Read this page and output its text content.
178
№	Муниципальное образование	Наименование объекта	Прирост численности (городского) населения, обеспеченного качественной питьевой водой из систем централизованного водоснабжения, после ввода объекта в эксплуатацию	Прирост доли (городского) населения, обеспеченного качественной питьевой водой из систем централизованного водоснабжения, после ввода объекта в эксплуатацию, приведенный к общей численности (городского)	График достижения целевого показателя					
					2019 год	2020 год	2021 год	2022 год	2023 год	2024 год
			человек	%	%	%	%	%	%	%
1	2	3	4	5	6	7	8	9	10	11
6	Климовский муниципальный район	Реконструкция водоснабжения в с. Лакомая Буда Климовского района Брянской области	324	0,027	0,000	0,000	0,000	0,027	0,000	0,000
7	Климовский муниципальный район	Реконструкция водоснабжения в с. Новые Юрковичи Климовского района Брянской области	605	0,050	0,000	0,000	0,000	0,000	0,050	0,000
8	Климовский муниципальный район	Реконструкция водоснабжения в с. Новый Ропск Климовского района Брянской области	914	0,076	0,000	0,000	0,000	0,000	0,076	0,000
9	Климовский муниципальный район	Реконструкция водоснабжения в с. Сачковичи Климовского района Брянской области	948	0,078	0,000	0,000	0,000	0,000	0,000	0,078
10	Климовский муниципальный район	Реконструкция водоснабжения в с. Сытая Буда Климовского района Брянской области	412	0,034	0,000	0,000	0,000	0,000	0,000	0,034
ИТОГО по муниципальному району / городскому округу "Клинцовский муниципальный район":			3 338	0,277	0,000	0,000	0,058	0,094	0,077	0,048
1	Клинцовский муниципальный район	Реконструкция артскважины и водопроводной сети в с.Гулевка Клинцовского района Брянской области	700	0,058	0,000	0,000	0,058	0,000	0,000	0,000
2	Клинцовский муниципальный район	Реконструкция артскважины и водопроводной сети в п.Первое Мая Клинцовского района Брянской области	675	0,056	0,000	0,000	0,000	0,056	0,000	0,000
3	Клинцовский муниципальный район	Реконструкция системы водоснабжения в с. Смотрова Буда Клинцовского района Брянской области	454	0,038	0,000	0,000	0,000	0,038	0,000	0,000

☆ ☆ ☆

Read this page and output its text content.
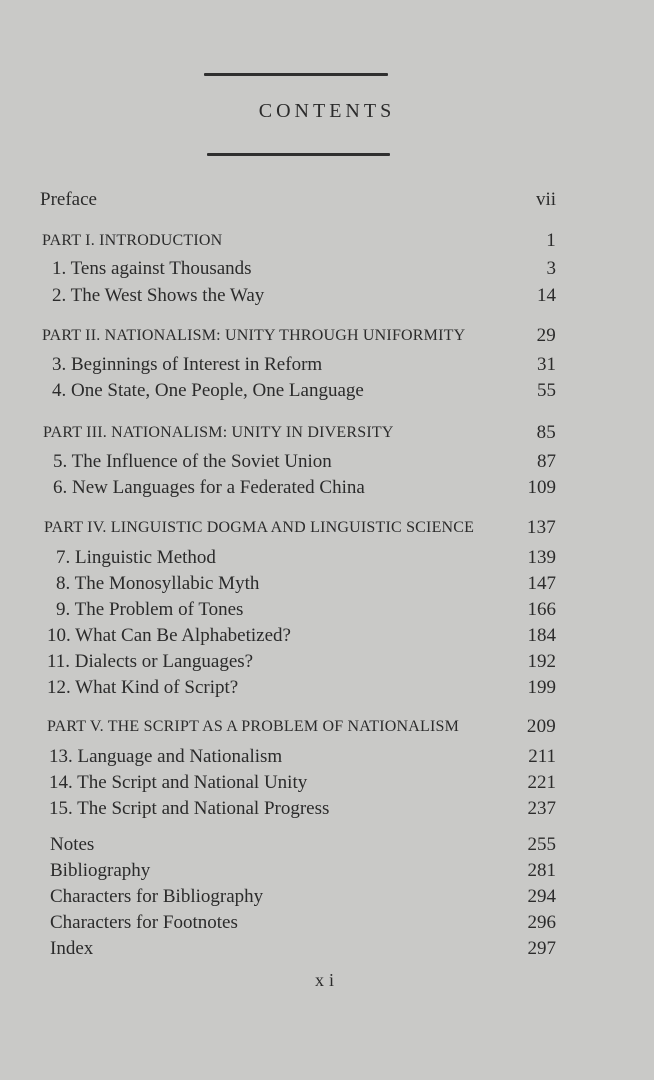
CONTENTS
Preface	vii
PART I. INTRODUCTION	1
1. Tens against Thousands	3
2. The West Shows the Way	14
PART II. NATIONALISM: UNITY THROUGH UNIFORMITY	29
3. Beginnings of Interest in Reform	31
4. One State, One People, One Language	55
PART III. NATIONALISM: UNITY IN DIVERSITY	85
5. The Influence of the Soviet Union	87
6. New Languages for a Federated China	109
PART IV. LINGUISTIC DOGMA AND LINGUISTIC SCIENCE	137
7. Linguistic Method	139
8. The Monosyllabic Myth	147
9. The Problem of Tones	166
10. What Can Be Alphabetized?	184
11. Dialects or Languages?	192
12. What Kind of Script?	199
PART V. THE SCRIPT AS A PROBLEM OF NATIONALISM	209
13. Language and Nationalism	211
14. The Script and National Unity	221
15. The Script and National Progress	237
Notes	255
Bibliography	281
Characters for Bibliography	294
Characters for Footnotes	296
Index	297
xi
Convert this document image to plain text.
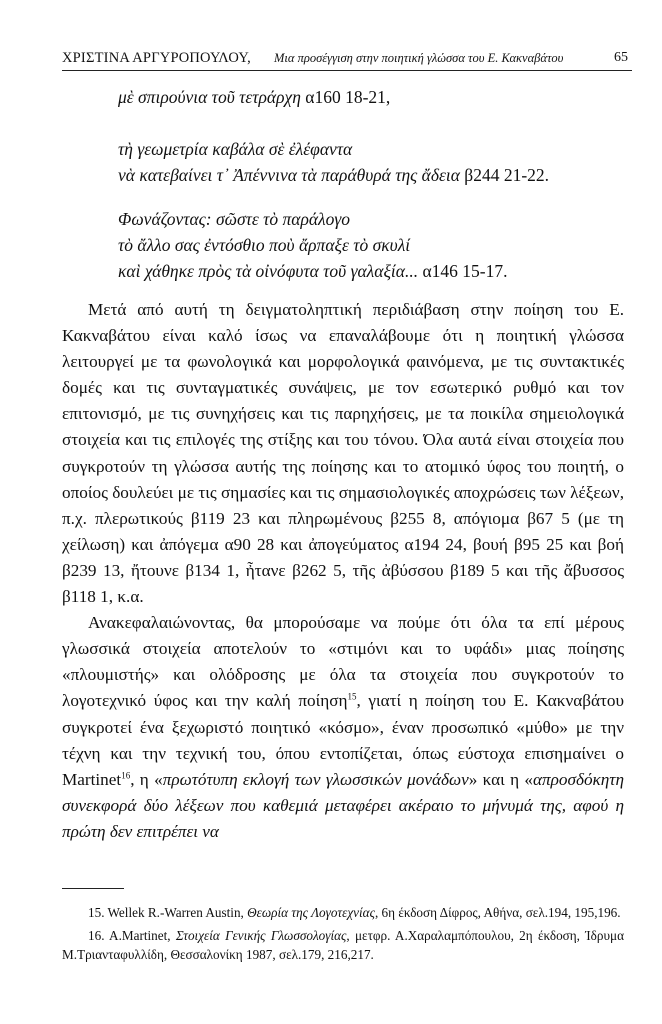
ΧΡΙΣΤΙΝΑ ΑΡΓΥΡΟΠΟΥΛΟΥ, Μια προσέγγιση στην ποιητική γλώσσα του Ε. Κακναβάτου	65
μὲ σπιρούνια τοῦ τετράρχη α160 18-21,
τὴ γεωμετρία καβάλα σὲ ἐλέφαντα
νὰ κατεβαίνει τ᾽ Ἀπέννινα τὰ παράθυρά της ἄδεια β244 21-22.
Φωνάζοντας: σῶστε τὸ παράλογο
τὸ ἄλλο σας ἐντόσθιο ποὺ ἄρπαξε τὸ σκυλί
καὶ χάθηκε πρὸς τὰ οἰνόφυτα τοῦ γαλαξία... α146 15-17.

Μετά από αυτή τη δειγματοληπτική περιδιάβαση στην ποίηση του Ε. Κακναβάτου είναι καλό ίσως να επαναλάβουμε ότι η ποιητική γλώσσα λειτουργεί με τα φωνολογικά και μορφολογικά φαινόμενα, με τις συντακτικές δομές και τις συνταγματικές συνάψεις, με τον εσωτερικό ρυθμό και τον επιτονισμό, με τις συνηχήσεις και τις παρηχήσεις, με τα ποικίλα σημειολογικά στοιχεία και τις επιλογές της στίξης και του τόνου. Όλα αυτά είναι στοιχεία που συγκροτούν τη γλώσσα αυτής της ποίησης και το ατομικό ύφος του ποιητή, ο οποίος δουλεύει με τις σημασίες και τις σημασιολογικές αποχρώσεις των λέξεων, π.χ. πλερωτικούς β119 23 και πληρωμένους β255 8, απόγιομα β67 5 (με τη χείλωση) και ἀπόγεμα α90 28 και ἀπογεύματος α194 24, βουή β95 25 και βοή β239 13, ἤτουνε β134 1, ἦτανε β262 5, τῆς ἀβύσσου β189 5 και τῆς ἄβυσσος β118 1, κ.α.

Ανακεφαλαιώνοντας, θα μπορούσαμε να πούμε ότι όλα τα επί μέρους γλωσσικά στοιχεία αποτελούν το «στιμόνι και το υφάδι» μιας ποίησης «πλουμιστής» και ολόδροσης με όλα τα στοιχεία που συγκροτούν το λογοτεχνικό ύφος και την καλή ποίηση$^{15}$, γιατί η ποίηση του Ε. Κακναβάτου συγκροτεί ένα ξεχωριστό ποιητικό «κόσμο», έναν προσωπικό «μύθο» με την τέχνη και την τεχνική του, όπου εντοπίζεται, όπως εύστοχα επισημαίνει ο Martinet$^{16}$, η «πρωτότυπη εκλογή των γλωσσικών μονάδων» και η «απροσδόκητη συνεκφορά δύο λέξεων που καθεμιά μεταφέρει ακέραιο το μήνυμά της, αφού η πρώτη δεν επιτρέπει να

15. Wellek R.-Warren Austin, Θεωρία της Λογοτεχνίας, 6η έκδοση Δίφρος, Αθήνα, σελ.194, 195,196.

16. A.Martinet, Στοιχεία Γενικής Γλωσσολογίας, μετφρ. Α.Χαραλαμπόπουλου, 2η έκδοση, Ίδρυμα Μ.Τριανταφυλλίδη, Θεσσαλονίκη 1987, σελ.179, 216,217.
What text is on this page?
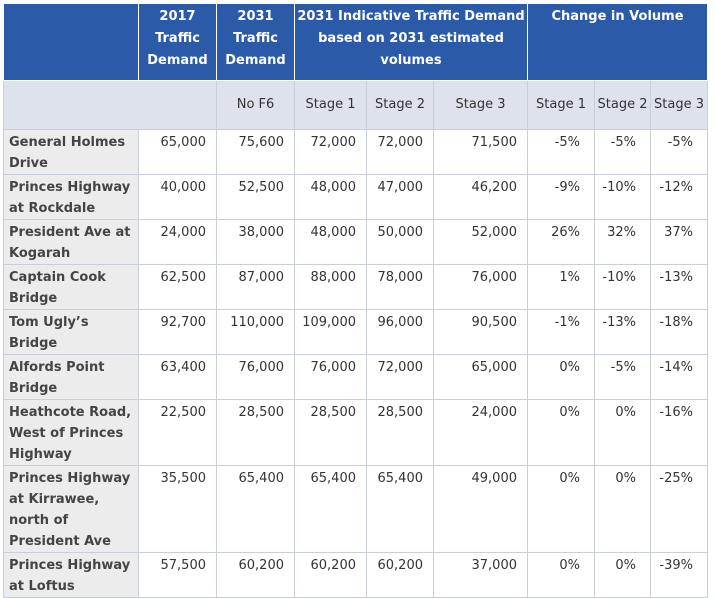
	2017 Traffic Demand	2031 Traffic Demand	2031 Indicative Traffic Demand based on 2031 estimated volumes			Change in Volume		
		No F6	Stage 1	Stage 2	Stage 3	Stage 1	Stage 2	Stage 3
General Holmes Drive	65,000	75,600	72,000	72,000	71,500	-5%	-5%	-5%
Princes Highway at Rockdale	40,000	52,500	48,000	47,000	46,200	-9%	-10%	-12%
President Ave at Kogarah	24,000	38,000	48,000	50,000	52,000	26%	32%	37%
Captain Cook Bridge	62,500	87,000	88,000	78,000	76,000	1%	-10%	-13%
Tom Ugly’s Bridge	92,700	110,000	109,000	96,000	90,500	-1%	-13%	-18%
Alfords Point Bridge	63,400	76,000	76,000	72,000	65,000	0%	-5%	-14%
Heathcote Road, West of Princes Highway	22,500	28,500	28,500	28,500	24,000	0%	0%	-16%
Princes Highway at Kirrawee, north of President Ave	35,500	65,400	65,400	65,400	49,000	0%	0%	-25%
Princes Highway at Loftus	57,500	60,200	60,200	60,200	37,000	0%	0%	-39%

☆ ☆ ☆

— Directions for this task —
Wherever "Bridge" shows up in a line, copy that line.

— Written solution —
Captain Cook Bridge	62,500	87,000	88,000	78,000	76,000	1%	-10%	-13%
Tom Ugly’s Bridge	92,700	110,000	109,000	96,000	90,500	-1%	-13%	-18%
Alfords Point Bridge	63,400	76,000	76,000	72,000	65,000	0%	-5%	-14%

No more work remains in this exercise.